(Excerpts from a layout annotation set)
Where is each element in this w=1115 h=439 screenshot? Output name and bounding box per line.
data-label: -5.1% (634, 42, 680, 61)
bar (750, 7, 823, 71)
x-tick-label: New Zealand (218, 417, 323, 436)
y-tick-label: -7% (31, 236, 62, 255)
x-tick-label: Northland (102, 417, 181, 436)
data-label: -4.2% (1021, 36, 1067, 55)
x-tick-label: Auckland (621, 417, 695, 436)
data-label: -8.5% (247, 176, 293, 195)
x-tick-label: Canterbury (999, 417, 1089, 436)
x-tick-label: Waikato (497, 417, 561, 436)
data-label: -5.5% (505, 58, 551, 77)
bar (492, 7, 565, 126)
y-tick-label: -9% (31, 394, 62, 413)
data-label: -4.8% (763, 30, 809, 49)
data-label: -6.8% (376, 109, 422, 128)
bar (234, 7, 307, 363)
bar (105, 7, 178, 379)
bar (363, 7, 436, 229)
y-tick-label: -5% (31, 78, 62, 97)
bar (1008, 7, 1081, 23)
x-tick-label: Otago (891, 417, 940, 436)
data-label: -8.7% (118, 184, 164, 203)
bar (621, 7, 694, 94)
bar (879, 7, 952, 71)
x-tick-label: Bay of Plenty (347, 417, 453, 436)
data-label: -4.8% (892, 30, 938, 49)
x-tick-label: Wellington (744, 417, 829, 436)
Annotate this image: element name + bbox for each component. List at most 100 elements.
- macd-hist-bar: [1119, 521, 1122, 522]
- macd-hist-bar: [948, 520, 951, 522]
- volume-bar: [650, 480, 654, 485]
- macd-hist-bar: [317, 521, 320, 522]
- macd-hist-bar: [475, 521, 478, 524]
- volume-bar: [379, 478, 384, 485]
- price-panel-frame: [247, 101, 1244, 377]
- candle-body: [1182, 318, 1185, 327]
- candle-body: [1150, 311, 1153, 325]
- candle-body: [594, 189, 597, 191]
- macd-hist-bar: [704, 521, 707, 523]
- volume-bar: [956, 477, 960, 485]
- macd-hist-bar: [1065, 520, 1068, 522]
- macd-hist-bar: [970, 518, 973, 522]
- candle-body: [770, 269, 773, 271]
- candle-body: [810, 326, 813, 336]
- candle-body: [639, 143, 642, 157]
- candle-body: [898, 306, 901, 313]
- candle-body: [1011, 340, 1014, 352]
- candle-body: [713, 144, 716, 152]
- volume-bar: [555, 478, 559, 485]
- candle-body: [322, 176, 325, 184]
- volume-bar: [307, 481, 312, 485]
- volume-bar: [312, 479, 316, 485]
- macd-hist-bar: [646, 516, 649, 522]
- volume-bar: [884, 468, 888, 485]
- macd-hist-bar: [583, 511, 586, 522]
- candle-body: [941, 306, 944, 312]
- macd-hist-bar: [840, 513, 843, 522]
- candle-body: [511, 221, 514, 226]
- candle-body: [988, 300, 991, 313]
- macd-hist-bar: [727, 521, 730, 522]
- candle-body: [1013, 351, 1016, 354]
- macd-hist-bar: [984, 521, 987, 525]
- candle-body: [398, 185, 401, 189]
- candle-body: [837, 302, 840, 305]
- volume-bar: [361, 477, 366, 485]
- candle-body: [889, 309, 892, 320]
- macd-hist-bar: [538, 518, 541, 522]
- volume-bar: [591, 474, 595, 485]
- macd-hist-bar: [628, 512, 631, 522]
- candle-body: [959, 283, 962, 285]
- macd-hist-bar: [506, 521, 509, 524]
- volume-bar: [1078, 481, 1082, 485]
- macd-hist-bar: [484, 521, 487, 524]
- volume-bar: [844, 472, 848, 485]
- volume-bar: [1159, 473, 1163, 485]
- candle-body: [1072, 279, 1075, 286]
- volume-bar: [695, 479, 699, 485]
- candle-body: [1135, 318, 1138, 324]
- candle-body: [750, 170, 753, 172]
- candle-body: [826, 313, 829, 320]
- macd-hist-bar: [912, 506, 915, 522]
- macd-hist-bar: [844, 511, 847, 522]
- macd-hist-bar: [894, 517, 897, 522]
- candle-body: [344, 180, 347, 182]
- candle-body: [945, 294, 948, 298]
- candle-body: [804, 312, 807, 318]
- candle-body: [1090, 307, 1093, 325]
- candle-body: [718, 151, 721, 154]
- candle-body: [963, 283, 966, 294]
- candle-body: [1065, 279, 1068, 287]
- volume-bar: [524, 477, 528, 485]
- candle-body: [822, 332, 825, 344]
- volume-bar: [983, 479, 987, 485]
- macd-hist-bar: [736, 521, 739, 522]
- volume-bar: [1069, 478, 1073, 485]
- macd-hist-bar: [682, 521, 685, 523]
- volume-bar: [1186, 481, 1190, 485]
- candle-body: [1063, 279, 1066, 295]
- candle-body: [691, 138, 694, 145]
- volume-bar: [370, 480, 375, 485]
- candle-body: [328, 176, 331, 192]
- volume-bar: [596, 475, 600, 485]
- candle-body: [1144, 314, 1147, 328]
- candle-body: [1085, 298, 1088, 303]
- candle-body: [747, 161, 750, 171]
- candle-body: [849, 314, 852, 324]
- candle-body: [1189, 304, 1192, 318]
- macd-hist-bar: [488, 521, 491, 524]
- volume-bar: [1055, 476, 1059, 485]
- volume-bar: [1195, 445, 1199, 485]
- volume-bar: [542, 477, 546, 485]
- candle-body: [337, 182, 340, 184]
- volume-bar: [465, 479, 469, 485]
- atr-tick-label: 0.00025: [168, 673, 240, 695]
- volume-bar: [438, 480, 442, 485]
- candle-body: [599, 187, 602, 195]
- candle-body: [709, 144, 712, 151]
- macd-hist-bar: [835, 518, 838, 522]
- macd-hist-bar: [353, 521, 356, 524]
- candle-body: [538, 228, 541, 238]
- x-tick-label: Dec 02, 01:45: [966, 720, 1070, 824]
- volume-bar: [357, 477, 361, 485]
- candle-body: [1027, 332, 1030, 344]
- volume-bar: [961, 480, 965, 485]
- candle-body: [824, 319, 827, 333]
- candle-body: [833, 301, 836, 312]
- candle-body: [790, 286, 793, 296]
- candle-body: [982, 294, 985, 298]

*JOB*: Please express every line of the items above as a JSON list of strings, one string per line, leaving out any blank lines.

*FULL SOLUTION*:
[
  "Where is each element in this w=1115 h=439 screenshot? Output name and bounding box per line.",
  "data-label: -5.1% (634, 42, 680, 61)",
  "bar (750, 7, 823, 71)",
  "x-tick-label: New Zealand (218, 417, 323, 436)",
  "y-tick-label: -7% (31, 236, 62, 255)",
  "x-tick-label: Northland (102, 417, 181, 436)",
  "data-label: -4.2% (1021, 36, 1067, 55)",
  "x-tick-label: Auckland (621, 417, 695, 436)",
  "data-label: -8.5% (247, 176, 293, 195)",
  "x-tick-label: Canterbury (999, 417, 1089, 436)",
  "x-tick-label: Waikato (497, 417, 561, 436)",
  "data-label: -5.5% (505, 58, 551, 77)",
  "bar (492, 7, 565, 126)",
  "y-tick-label: -9% (31, 394, 62, 413)",
  "data-label: -4.8% (763, 30, 809, 49)",
  "data-label: -6.8% (376, 109, 422, 128)",
  "bar (234, 7, 307, 363)",
  "bar (105, 7, 178, 379)",
  "bar (363, 7, 436, 229)",
  "y-tick-label: -5% (31, 78, 62, 97)",
  "bar (1008, 7, 1081, 23)",
  "x-tick-label: Otago (891, 417, 940, 436)",
  "data-label: -8.7% (118, 184, 164, 203)",
  "bar (621, 7, 694, 94)",
  "bar (879, 7, 952, 71)",
  "x-tick-label: Bay of Plenty (347, 417, 453, 436)",
  "data-label: -4.8% (892, 30, 938, 49)",
  "x-tick-label: Wellington (744, 417, 829, 436)",
  "Annotate this image: element name + bbox for each component. List at most 100 elements.",
  "- macd-hist-bar: [1119, 521, 1122, 522]",
  "- macd-hist-bar: [948, 520, 951, 522]",
  "- volume-bar: [650, 480, 654, 485]",
  "- macd-hist-bar: [317, 521, 320, 522]",
  "- macd-hist-bar: [475, 521, 478, 524]",
  "- volume-bar: [379, 478, 384, 485]",
  "- price-panel-frame: [247, 101, 1244, 377]",
  "- candle-body: [1182, 318, 1185, 327]",
  "- candle-body: [1150, 311, 1153, 325]",
  "- candle-body: [594, 189, 597, 191]",
  "- macd-hist-bar: [704, 521, 707, 523]",
  "- volume-bar: [956, 477, 960, 485]",
  "- macd-hist-bar: [1065, 520, 1068, 522]",
  "- macd-hist-bar: [970, 518, 973, 522]",
  "- candle-body: [770, 269, 773, 271]",
  "- candle-body: [810, 326, 813, 336]",
  "- candle-body: [639, 143, 642, 157]",
  "- candle-body: [898, 306, 901, 313]",
  "- candle-body: [1011, 340, 1014, 352]",
  "- candle-body: [713, 144, 716, 152]",
  "- volume-bar: [555, 478, 559, 485]",
  "- candle-body: [322, 176, 325, 184]",
  "- volume-bar: [307, 481, 312, 485]",
  "- volume-bar: [312, 479, 316, 485]",
  "- macd-hist-bar: [646, 516, 649, 522]",
  "- volume-bar: [884, 468, 888, 485]",
  "- macd-hist-bar: [583, 511, 586, 522]",
  "- candle-body: [941, 306, 944, 312]",
  "- macd-hist-bar: [840, 513, 843, 522]",
  "- candle-body: [511, 221, 514, 226]",
  "- candle-body: [988, 300, 991, 313]",
  "- macd-hist-bar: [727, 521, 730, 522]",
  "- candle-body: [1013, 351, 1016, 354]",
  "- macd-hist-bar: [984, 521, 987, 525]",
  "- candle-body: [398, 185, 401, 189]",
  "- candle-body: [837, 302, 840, 305]",
  "- volume-bar: [361, 477, 366, 485]",
  "- candle-body: [889, 309, 892, 320]",
  "- macd-hist-bar: [538, 518, 541, 522]",
  "- volume-bar: [591, 474, 595, 485]",
  "- macd-hist-bar: [628, 512, 631, 522]",
  "- candle-body: [959, 283, 962, 285]",
  "- macd-hist-bar: [506, 521, 509, 524]",
  "- volume-bar: [1078, 481, 1082, 485]",
  "- macd-hist-bar: [484, 521, 487, 524]",
  "- volume-bar: [844, 472, 848, 485]",
  "- volume-bar: [1159, 473, 1163, 485]",
  "- candle-body: [1072, 279, 1075, 286]",
  "- volume-bar: [695, 479, 699, 485]",
  "- candle-body: [1135, 318, 1138, 324]",
  "- candle-body: [750, 170, 753, 172]",
  "- candle-body: [826, 313, 829, 320]",
  "- macd-hist-bar: [912, 506, 915, 522]",
  "- macd-hist-bar: [844, 511, 847, 522]",
  "- macd-hist-bar: [894, 517, 897, 522]",
  "- candle-body: [344, 180, 347, 182]",
  "- candle-body: [945, 294, 948, 298]",
  "- candle-body: [804, 312, 807, 318]",
  "- candle-body: [1090, 307, 1093, 325]",
  "- candle-body: [718, 151, 721, 154]",
  "- candle-body: [963, 283, 966, 294]",
  "- candle-body: [1065, 279, 1068, 287]",
  "- volume-bar: [524, 477, 528, 485]",
  "- candle-body: [822, 332, 825, 344]",
  "- volume-bar: [983, 479, 987, 485]",
  "- macd-hist-bar: [736, 521, 739, 522]",
  "- volume-bar: [1069, 478, 1073, 485]",
  "- macd-hist-bar: [682, 521, 685, 523]",
  "- volume-bar: [1186, 481, 1190, 485]",
  "- candle-body: [1063, 279, 1066, 295]",
  "- candle-body: [691, 138, 694, 145]",
  "- volume-bar: [370, 480, 375, 485]",
  "- candle-body: [328, 176, 331, 192]",
  "- volume-bar: [596, 475, 600, 485]",
  "- candle-body: [1144, 314, 1147, 328]",
  "- candle-body: [1085, 298, 1088, 303]",
  "- candle-body: [747, 161, 750, 171]",
  "- candle-body: [849, 314, 852, 324]",
  "- candle-body: [1189, 304, 1192, 318]",
  "- macd-hist-bar: [488, 521, 491, 524]",
  "- volume-bar: [1055, 476, 1059, 485]",
  "- volume-bar: [1195, 445, 1199, 485]",
  "- volume-bar: [542, 477, 546, 485]",
  "- candle-body: [337, 182, 340, 184]",
  "- volume-bar: [465, 479, 469, 485]",
  "- atr-tick-label: 0.00025: [168, 673, 240, 695]",
  "- volume-bar: [438, 480, 442, 485]",
  "- candle-body: [599, 187, 602, 195]",
  "- candle-body: [709, 144, 712, 151]",
  "- macd-hist-bar: [835, 518, 838, 522]",
  "- macd-hist-bar: [353, 521, 356, 524]",
  "- candle-body: [538, 228, 541, 238]",
  "- x-tick-label: Dec 02, 01:45: [966, 720, 1070, 824]",
  "- volume-bar: [357, 477, 361, 485]",
  "- candle-body: [1027, 332, 1030, 344]",
  "- volume-bar: [961, 480, 965, 485]",
  "- candle-body: [824, 319, 827, 333]",
  "- candle-body: [833, 301, 836, 312]",
  "- candle-body: [790, 286, 793, 296]",
  "- candle-body: [982, 294, 985, 298]"
]